>> begin Source material

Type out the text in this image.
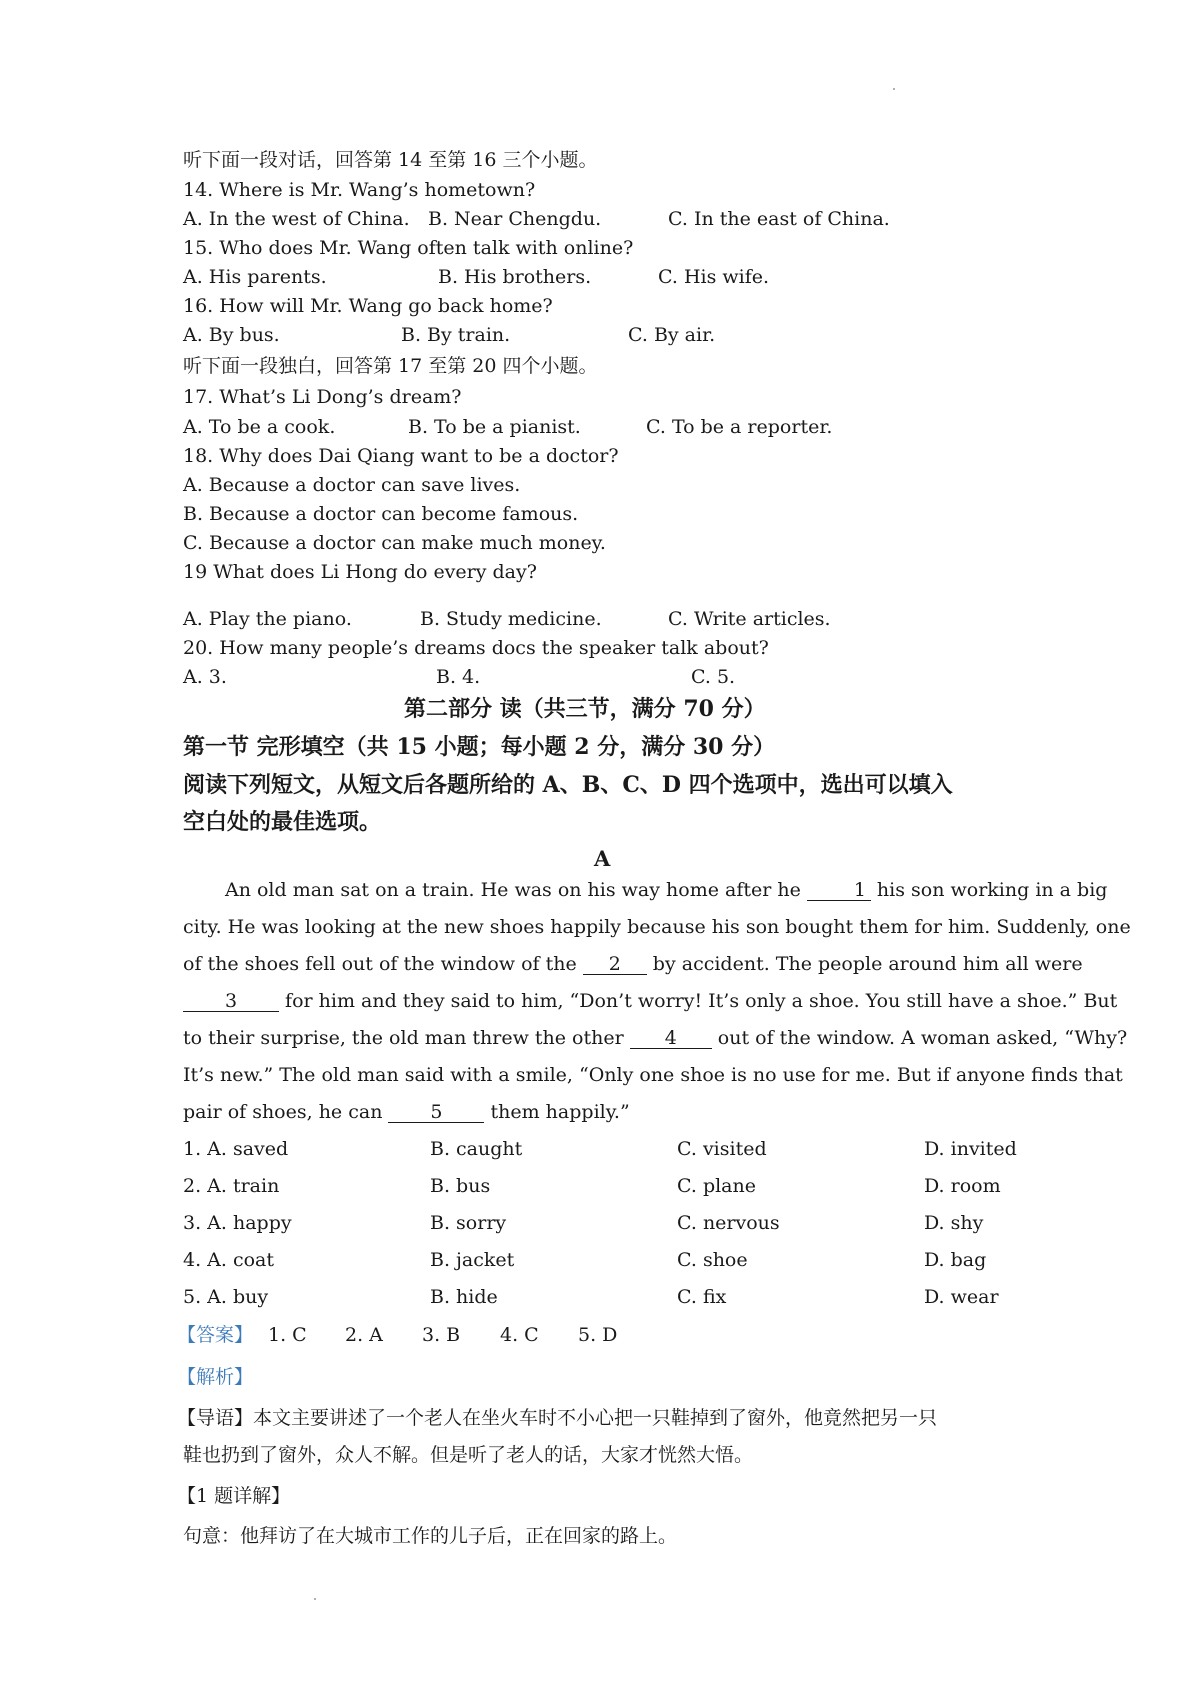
听下面一段对话，回答第 14 至第 16 三个小题。
14. Where is Mr. Wang’s hometown?
A. In the west of China. B. Near Chengdu.	C. In the east of China.
15. Who does Mr. Wang often talk with online?
A. His parents.	B. His brothers.	C. His wife.
16. How will Mr. Wang go back home?
A. By bus.	B. By train.	C. By air.
听下面一段独白，回答第 17 至第 20 四个小题。
17. What’s Li Dong’s dream?
A. To be a cook.	B. To be a pianist.	C. To be a reporter.
18. Why does Dai Qiang want to be a doctor?
A. Because a doctor can save lives.
B. Because a doctor can become famous.
C. Because a doctor can make much money.
19 What does Li Hong do every day?
A. Play the piano.	B. Study medicine.	C. Write articles.
20. How many people’s dreams docs the speaker talk about?
A. 3.	B. 4.	C. 5.
第二部分 读（共三节，满分 70 分）
第一节 完形填空（共 15 小题；每小题 2 分，满分 30 分）
阅读下列短文，从短文后各题所给的 A、B、C、D 四个选项中，选出可以填入
空白处的最佳选项。
A
An old man sat on a train. He was on his way home after he 1 his son working in a big
city. He was looking at the new shoes happily because his son bought them for him. Suddenly, one
of the shoes fell out of the window of the 2 by accident. The people around him all were
3 for him and they said to him, “Don’t worry! It’s only a shoe. You still have a shoe.” But
to their surprise, the old man threw the other 4 out of the window. A woman asked, “Why?
It’s new.” The old man said with a smile, “Only one shoe is no use for me. But if anyone finds that
pair of shoes, he can 5 them happily.”
1. A. saved	B. caught	C. visited	D. invited
2. A. train	B. bus	C. plane	D. room
3. A. happy	B. sorry	C. nervous	D. shy
4. A. coat	B. jacket	C. shoe	D. bag
5. A. buy	B. hide	C. fix	D. wear
【答案】 1. C 2. A 3. B 4. C 5. D
【解析】
【导语】本文主要讲述了一个老人在坐火车时不小心把一只鞋掉到了窗外，他竟然把另一只
鞋也扔到了窗外，众人不解。但是听了老人的话，大家才恍然大悟。
【1 题详解】
句意：他拜访了在大城市工作的儿子后，正在回家的路上。
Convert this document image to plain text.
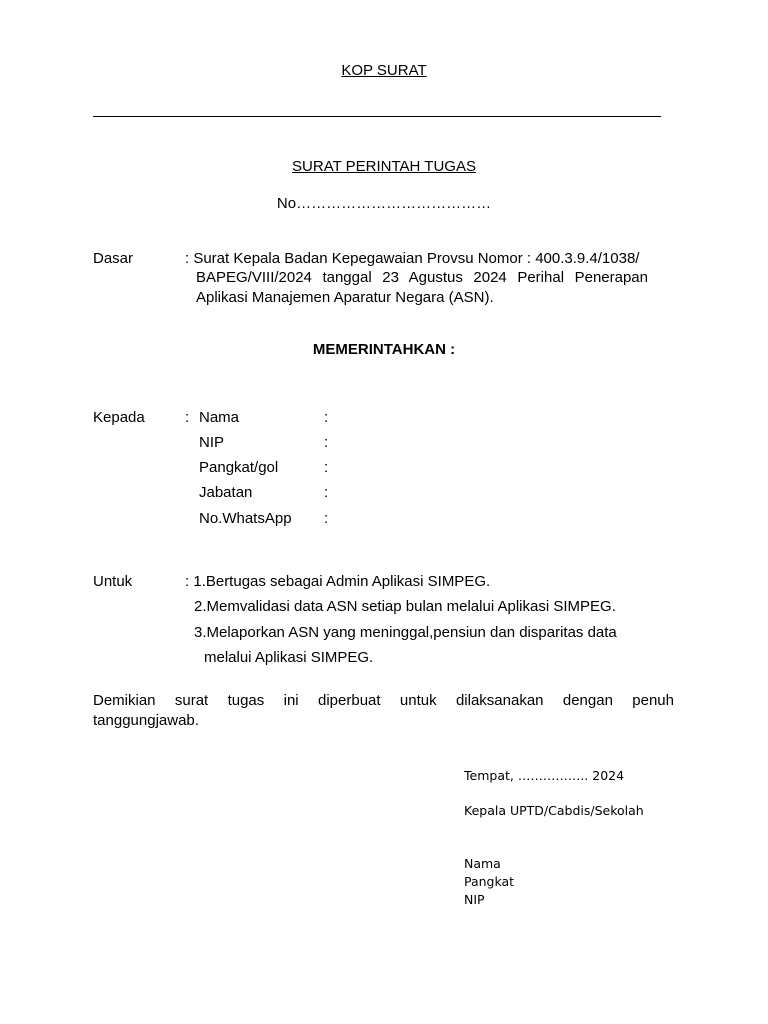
KOP SURAT
SURAT PERINTAH TUGAS
No…………………………………
Dasar	: Surat Kepala Badan Kepegawaian Provsu Nomor : 400.3.9.4/1038/
BAPEG/VIII/2024 tanggal 23 Agustus 2024 Perihal Penerapan
Aplikasi Manajemen Aparatur Negara (ASN).
MEMERINTAHKAN :
Kepada	: Nama	:
NIP	:
Pangkat/gol	:
Jabatan	:
No.WhatsApp :
Untuk	: 1.Bertugas sebagai Admin Aplikasi SIMPEG.
2.Memvalidasi data ASN setiap bulan melalui Aplikasi SIMPEG.
3.Melaporkan ASN yang meninggal,pensiun dan disparitas data
melalui Aplikasi SIMPEG.
Demikian surat tugas ini diperbuat untuk dilaksanakan dengan penuh
tanggungjawab.
Tempat, …………….. 2024
Kepala UPTD/Cabdis/Sekolah
Nama
Pangkat
NIP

>> end Source material

• _Set exercise_: Write out again every line above exactly as given; the pictures do not belong in the copy.

• _Response to the task_:
Type out the text in this image.
听下面一段对话，回答第 14 至第 16 三个小题。
14. Where is Mr. Wang’s hometown?
A. In the west of China. B. Near Chengdu.	C. In the east of China.
15. Who does Mr. Wang often talk with online?
A. His parents.	B. His brothers.	C. His wife.
16. How will Mr. Wang go back home?
A. By bus.	B. By train.	C. By air.
听下面一段独白，回答第 17 至第 20 四个小题。
17. What’s Li Dong’s dream?
A. To be a cook.	B. To be a pianist.	C. To be a reporter.
18. Why does Dai Qiang want to be a doctor?
A. Because a doctor can save lives.
B. Because a doctor can become famous.
C. Because a doctor can make much money.
19 What does Li Hong do every day?
A. Play the piano.	B. Study medicine.	C. Write articles.
20. How many people’s dreams docs the speaker talk about?
A. 3.	B. 4.	C. 5.
第二部分 读（共三节，满分 70 分）
第一节 完形填空（共 15 小题；每小题 2 分，满分 30 分）
阅读下列短文，从短文后各题所给的 A、B、C、D 四个选项中，选出可以填入
空白处的最佳选项。
A
An old man sat on a train. He was on his way home after he 1 his son working in a big
city. He was looking at the new shoes happily because his son bought them for him. Suddenly, one
of the shoes fell out of the window of the 2 by accident. The people around him all were
3 for him and they said to him, “Don’t worry! It’s only a shoe. You still have a shoe.” But
to their surprise, the old man threw the other 4 out of the window. A woman asked, “Why?
It’s new.” The old man said with a smile, “Only one shoe is no use for me. But if anyone finds that
pair of shoes, he can 5 them happily.”
1. A. saved	B. caught	C. visited	D. invited
2. A. train	B. bus	C. plane	D. room
3. A. happy	B. sorry	C. nervous	D. shy
4. A. coat	B. jacket	C. shoe	D. bag
5. A. buy	B. hide	C. fix	D. wear
【答案】 1. C 2. A 3. B 4. C 5. D
【解析】
【导语】本文主要讲述了一个老人在坐火车时不小心把一只鞋掉到了窗外，他竟然把另一只
鞋也扔到了窗外，众人不解。但是听了老人的话，大家才恍然大悟。
【1 题详解】
句意：他拜访了在大城市工作的儿子后，正在回家的路上。
Convert this document image to plain text.
KOP SURAT
SURAT PERINTAH TUGAS
No…………………………………
Dasar	: Surat Kepala Badan Kepegawaian Provsu Nomor : 400.3.9.4/1038/
BAPEG/VIII/2024 tanggal 23 Agustus 2024 Perihal Penerapan
Aplikasi Manajemen Aparatur Negara (ASN).
MEMERINTAHKAN :
Kepada	: Nama	:
NIP	:
Pangkat/gol	:
Jabatan	:
No.WhatsApp :
Untuk	: 1.Bertugas sebagai Admin Aplikasi SIMPEG.
2.Memvalidasi data ASN setiap bulan melalui Aplikasi SIMPEG.
3.Melaporkan ASN yang meninggal,pensiun dan disparitas data
melalui Aplikasi SIMPEG.
Demikian surat tugas ini diperbuat untuk dilaksanakan dengan penuh
tanggungjawab.
Tempat, …………….. 2024
Kepala UPTD/Cabdis/Sekolah
Nama
Pangkat
NIP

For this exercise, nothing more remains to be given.